## EXERCISE PROMPT
Every line with the word "text" in it should be extracted from the data that follows.

===== RECORDS FOR THE EXERCISE =====

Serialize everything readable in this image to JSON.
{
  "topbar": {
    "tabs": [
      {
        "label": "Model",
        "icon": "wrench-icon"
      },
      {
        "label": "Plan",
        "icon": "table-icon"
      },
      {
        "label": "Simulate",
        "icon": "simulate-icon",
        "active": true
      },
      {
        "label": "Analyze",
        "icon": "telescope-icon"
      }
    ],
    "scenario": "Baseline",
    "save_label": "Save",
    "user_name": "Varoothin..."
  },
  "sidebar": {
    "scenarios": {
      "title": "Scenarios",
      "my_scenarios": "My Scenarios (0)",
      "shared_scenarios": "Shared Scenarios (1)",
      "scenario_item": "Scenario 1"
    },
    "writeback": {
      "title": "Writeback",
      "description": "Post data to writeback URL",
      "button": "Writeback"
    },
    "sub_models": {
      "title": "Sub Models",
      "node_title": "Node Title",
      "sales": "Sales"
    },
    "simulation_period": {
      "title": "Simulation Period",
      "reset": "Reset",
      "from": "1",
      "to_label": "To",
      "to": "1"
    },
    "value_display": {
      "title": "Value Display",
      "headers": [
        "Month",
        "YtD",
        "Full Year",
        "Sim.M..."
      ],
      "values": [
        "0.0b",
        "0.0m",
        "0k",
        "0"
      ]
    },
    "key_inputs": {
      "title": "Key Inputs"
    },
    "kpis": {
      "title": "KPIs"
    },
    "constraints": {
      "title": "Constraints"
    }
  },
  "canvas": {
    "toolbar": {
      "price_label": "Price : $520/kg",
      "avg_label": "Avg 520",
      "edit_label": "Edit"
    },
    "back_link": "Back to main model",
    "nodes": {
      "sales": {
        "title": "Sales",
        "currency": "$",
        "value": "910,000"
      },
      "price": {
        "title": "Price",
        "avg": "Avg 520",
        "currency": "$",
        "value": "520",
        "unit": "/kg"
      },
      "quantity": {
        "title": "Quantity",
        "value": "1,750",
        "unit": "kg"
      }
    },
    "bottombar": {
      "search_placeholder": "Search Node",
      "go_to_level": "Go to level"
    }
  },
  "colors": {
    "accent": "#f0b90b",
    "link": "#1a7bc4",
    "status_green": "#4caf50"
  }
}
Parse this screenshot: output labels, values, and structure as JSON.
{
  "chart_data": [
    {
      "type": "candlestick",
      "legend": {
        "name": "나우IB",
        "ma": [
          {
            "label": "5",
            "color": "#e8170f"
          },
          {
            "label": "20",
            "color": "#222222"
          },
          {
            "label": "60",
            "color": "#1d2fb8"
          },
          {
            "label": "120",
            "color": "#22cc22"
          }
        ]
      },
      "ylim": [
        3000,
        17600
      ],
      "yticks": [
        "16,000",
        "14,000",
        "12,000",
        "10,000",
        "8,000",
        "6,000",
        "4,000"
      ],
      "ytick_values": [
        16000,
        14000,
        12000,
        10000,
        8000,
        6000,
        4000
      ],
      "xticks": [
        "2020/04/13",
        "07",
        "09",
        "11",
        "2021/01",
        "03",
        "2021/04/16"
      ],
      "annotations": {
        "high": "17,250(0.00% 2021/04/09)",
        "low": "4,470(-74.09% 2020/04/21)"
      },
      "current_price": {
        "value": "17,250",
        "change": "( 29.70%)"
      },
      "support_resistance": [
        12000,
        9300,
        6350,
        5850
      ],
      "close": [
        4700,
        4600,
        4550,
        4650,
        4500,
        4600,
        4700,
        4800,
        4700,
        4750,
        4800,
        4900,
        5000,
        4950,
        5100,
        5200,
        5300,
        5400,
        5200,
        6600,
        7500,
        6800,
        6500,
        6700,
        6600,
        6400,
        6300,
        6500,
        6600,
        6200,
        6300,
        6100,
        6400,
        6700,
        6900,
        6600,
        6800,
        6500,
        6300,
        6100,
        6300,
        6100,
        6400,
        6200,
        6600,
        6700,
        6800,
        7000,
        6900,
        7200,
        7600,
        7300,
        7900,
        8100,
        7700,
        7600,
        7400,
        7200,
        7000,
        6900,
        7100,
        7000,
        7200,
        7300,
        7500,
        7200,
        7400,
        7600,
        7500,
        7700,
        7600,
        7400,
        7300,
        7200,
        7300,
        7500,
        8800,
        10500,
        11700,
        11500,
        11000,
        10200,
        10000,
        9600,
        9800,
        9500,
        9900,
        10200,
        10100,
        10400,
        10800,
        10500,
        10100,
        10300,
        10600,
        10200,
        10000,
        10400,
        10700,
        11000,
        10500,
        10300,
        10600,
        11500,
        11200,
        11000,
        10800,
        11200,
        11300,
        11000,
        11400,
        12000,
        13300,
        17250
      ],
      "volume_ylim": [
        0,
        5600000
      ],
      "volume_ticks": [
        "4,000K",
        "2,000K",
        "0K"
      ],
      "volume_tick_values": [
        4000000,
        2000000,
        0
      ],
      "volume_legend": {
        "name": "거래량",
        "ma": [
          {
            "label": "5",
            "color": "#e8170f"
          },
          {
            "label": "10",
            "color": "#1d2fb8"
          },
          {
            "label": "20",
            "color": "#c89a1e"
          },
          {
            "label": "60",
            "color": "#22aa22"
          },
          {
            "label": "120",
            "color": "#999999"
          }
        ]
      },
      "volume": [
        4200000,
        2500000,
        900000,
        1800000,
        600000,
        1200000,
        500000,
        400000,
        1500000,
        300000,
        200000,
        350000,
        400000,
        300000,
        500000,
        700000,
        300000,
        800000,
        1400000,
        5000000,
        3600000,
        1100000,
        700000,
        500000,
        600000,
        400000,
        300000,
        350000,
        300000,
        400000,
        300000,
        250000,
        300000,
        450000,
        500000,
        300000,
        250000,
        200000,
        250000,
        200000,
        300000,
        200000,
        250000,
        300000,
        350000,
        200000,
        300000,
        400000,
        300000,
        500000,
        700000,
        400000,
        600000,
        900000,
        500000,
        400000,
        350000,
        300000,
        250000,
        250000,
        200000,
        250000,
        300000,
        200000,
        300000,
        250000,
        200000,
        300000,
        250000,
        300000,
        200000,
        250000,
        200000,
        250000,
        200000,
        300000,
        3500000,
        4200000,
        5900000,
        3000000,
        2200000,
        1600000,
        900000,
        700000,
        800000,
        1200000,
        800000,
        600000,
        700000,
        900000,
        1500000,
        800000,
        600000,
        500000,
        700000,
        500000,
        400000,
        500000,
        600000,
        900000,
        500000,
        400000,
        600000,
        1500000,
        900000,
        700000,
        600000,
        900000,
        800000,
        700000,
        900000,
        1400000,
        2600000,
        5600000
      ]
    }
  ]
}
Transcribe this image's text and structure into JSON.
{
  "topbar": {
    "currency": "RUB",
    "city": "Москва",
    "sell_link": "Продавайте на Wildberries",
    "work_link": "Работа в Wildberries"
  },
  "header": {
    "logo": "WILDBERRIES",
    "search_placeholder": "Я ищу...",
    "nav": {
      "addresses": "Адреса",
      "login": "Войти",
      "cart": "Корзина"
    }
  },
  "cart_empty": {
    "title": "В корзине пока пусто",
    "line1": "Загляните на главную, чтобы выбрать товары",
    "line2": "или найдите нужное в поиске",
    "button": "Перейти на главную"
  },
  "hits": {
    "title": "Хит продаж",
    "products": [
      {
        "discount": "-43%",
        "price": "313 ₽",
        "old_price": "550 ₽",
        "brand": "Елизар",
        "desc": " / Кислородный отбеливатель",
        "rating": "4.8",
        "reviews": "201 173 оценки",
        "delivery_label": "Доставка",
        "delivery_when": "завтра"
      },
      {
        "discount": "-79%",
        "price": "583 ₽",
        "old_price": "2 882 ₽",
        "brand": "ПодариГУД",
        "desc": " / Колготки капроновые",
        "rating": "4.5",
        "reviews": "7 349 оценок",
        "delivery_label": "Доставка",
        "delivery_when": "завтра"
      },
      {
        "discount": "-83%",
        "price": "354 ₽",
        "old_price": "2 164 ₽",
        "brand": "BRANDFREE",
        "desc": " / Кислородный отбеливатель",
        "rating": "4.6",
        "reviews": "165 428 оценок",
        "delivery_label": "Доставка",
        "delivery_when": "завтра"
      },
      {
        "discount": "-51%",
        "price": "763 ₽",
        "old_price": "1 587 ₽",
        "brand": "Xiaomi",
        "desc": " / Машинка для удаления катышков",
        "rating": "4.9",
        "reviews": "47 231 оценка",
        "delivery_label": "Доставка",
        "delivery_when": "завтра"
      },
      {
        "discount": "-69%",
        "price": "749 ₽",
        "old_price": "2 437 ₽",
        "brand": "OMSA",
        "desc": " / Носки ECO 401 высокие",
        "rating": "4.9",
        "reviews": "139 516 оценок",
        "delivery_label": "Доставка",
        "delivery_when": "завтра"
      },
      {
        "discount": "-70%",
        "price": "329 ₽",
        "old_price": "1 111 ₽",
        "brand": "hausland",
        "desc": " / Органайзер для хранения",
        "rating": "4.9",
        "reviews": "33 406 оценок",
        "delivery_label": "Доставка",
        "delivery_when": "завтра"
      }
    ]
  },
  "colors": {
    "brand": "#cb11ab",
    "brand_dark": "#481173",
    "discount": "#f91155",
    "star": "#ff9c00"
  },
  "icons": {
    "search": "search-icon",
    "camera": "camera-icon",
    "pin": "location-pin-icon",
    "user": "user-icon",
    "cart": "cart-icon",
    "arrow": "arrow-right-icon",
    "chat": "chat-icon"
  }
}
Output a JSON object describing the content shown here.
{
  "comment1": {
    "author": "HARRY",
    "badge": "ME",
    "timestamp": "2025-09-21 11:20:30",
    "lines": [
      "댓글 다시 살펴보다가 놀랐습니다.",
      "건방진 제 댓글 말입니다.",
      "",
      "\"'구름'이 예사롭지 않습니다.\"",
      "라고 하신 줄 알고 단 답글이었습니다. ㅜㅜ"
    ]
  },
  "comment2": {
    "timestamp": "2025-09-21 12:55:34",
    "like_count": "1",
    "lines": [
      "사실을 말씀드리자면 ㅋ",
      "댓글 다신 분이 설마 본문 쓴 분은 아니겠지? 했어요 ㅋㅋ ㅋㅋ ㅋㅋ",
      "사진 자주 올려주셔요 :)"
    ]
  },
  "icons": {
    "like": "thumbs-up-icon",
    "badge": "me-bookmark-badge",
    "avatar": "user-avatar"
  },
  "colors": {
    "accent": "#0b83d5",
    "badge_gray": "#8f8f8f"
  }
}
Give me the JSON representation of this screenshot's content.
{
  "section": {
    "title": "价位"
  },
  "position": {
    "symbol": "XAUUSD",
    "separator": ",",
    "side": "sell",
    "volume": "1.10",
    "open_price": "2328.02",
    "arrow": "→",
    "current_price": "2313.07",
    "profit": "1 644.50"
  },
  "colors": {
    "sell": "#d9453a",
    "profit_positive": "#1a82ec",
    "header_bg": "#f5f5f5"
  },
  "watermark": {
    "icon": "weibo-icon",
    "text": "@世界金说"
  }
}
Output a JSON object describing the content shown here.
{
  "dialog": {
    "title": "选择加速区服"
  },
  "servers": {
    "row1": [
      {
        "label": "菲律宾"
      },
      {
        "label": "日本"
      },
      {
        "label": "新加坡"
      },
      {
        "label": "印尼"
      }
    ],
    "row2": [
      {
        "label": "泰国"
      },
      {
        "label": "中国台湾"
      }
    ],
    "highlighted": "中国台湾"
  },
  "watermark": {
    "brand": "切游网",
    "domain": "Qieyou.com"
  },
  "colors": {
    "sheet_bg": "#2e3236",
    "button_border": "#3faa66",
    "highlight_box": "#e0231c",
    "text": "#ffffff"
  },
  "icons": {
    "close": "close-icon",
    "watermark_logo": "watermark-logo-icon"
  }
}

=====

## TASK ANSWER
Transcribe this image's text and structure into JSON.
    "text": "@世界金说"
    "text": "#ffffff"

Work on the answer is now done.